To be done —
Convert every line of the listing below into a JSON list of strings, one string per line, skipping blank lines. Leave the pictures out.

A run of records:

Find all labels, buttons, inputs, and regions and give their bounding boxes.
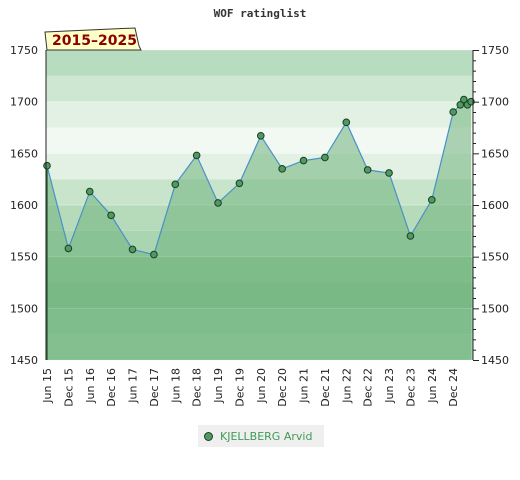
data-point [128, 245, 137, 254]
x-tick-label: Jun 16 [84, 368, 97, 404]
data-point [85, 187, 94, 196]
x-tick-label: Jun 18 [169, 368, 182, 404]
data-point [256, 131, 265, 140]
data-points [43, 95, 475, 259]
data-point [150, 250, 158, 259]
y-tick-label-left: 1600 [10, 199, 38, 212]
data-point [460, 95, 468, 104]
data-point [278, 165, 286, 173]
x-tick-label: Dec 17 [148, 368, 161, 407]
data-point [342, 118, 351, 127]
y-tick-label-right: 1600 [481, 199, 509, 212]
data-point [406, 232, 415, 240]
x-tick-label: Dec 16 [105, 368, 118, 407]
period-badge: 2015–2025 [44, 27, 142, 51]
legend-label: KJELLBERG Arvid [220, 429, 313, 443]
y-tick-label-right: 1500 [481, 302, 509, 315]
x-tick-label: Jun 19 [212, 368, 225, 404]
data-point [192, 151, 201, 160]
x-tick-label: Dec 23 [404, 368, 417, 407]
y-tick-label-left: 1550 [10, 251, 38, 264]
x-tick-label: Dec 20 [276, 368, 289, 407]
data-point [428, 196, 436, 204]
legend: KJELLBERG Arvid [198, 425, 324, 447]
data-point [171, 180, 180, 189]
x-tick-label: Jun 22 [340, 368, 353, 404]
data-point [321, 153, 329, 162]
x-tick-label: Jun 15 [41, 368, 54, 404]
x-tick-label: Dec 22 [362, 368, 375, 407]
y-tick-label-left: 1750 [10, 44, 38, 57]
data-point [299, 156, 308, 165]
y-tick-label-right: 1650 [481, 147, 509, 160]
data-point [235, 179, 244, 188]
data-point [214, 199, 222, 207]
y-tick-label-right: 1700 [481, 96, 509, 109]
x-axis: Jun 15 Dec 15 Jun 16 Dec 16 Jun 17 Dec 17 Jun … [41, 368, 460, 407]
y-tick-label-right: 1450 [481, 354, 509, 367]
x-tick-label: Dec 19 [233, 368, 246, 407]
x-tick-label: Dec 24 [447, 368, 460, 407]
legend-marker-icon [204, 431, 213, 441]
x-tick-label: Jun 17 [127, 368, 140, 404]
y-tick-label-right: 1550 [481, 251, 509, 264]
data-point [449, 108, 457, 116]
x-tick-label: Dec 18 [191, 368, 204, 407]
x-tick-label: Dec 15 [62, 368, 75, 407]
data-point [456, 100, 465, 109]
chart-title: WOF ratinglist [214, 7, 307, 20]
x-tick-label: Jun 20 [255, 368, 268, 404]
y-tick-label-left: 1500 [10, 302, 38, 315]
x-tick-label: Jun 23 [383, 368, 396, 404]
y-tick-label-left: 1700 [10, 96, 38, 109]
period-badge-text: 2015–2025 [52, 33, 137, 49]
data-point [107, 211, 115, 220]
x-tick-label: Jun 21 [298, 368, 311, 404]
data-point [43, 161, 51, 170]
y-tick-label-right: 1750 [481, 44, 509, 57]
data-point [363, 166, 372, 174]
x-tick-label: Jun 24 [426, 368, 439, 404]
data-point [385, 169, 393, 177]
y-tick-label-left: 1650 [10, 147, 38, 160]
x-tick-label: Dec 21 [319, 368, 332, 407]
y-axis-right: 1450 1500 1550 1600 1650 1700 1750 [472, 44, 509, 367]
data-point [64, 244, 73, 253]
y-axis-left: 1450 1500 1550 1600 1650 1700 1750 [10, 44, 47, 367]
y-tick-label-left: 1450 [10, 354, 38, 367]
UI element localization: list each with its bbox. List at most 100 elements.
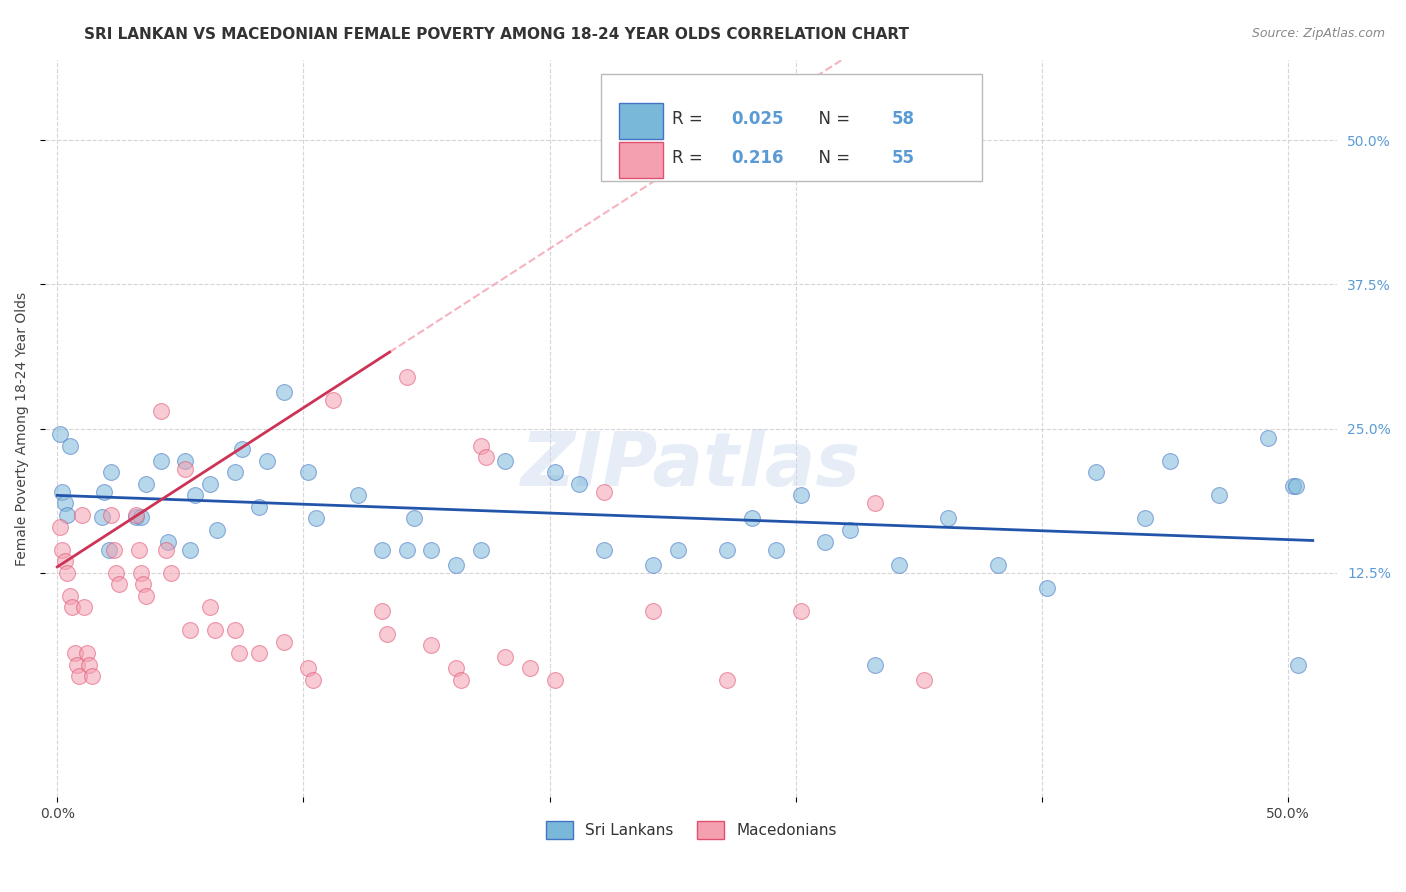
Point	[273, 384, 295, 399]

Response to the task —
[
  "Find all labels, buttons, inputs, and regions and give their bounding boxes.",
  "data-point [128, 245, 137, 254]",
  "x-tick-label: Jun 16 [84, 368, 97, 404]",
  "data-point [85, 187, 94, 196]",
  "x-tick-label: Jun 18 [169, 368, 182, 404]",
  "data-point [256, 131, 265, 140]",
  "data-points [43, 95, 475, 259]",
  "data-point [150, 250, 158, 259]",
  "y-tick-label-left: 1600 [10, 199, 38, 212]",
  "data-point [460, 95, 468, 104]",
  "data-point [278, 165, 286, 173]",
  "x-tick-label: Dec 17 [148, 368, 161, 407]",
  "data-point [342, 118, 351, 127]",
  "y-tick-label-right: 1600 [481, 199, 509, 212]",
  "data-point [406, 232, 415, 240]",
  "x-tick-label: Dec 16 [105, 368, 118, 407]",
  "period-badge: 2015–2025 [44, 27, 142, 51]",
  "legend-label: KJELLBERG Arvid [220, 429, 313, 443]",
  "y-tick-label-right: 1500 [481, 302, 509, 315]",
  "x-tick-label: Jun 19 [212, 368, 225, 404]",
  "data-point [192, 151, 201, 160]",
  "x-tick-label: Dec 23 [404, 368, 417, 407]",
  "y-tick-label-left: 1550 [10, 251, 38, 264]",
  "x-tick-label: Dec 20 [276, 368, 289, 407]",
  "data-point [428, 196, 436, 204]",
  "legend: KJELLBERG Arvid [198, 425, 324, 447]",
  "data-point [171, 180, 180, 189]",
  "x-tick-label: Jun 22 [340, 368, 353, 404]",
  "data-point [321, 153, 329, 162]",
  "x-tick-label: Jun 15 [41, 368, 54, 404]",
  "x-tick-label: Dec 22 [362, 368, 375, 407]",
  "y-tick-label-left: 1750 [10, 44, 38, 57]",
  "data-point [299, 156, 308, 165]",
  "y-tick-label-right: 1650 [481, 147, 509, 160]",
  "data-point [235, 179, 244, 188]",
  "data-point [214, 199, 222, 207]",
  "y-tick-label-right: 1700 [481, 96, 509, 109]",
  "x-axis: Jun 15 Dec 15 Jun 16 Dec 16 Jun 17 Dec 17 Jun … [41, 368, 460, 407]",
  "y-tick-label-right: 1450 [481, 354, 509, 367]",
  "x-tick-label: Dec 19 [233, 368, 246, 407]",
  "x-tick-label: Dec 24 [447, 368, 460, 407]",
  "legend-marker-icon [204, 431, 213, 441]",
  "x-tick-label: Jun 17 [127, 368, 140, 404]",
  "y-tick-label-right: 1550 [481, 251, 509, 264]",
  "data-point [449, 108, 457, 116]",
  "x-tick-label: Dec 18 [191, 368, 204, 407]",
  "x-tick-label: Dec 15 [62, 368, 75, 407]",
  "data-point [456, 100, 465, 109]",
  "chart-title: WOF ratinglist [214, 7, 307, 20]",
  "x-tick-label: Jun 20 [255, 368, 268, 404]",
  "y-tick-label-left: 1500 [10, 302, 38, 315]",
  "x-tick-label: Jun 23 [383, 368, 396, 404]",
  "y-tick-label-left: 1700 [10, 96, 38, 109]",
  "period-badge-text: 2015–2025 [52, 33, 137, 49]",
  "data-point [107, 211, 115, 220]",
  "x-tick-label: Jun 21 [298, 368, 311, 404]",
  "data-point [43, 161, 51, 170]",
  "y-tick-label-right: 1750 [481, 44, 509, 57]",
  "data-point [363, 166, 372, 174]",
  "x-tick-label: Jun 24 [426, 368, 439, 404]",
  "data-point [385, 169, 393, 177]",
  "y-tick-label-left: 1650 [10, 147, 38, 160]",
  "x-tick-label: Dec 21 [319, 368, 332, 407]",
  "y-axis-right: 1450 1500 1550 1600 1650 1700 1750 [472, 44, 509, 367]",
  "data-point [64, 244, 73, 253]",
  "y-axis-left: 1450 1500 1550 1600 1650 1700 1750 [10, 44, 47, 367]",
  "y-tick-label-left: 1450 [10, 354, 38, 367]",
  "UI element localization: list each with its bbox. List at most 100 elements.",
  "Point\t[273, 384, 295, 399]"
]